# What you will do
Look through the data below. Pick out the lines holding the string "extract".

# Rows
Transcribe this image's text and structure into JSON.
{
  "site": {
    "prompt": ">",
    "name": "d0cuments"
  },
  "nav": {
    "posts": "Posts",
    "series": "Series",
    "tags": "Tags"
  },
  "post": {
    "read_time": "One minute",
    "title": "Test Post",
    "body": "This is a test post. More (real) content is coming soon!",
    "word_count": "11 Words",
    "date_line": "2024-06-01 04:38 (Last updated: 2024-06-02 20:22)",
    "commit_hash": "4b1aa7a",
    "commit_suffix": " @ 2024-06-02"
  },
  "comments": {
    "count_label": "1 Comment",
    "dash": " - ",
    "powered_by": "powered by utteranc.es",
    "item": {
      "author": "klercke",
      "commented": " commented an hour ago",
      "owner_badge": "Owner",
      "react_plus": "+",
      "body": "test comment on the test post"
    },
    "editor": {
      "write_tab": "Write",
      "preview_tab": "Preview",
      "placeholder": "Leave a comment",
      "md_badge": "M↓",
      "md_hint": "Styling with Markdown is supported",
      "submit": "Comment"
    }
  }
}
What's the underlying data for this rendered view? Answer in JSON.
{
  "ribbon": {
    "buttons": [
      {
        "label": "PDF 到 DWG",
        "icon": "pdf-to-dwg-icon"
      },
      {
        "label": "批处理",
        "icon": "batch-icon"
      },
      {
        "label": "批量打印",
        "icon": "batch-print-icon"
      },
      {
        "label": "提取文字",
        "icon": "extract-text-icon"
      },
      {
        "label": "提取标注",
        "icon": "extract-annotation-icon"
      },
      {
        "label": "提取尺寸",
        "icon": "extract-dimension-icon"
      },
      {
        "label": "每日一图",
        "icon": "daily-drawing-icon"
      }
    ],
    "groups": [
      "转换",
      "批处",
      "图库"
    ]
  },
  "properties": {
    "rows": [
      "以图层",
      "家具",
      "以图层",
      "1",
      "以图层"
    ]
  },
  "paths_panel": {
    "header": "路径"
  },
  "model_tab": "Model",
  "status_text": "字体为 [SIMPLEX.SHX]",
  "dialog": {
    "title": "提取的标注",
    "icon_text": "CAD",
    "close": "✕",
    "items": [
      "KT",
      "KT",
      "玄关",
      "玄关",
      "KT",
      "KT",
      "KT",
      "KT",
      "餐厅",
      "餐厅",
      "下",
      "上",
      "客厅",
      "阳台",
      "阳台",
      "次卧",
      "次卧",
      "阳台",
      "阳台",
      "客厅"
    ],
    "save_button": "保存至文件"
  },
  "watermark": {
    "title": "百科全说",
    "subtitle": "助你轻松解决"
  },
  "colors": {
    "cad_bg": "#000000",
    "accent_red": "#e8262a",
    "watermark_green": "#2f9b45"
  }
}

# Answer
        "icon": "extract-text-icon"
        "icon": "extract-annotation-icon"
        "icon": "extract-dimension-icon"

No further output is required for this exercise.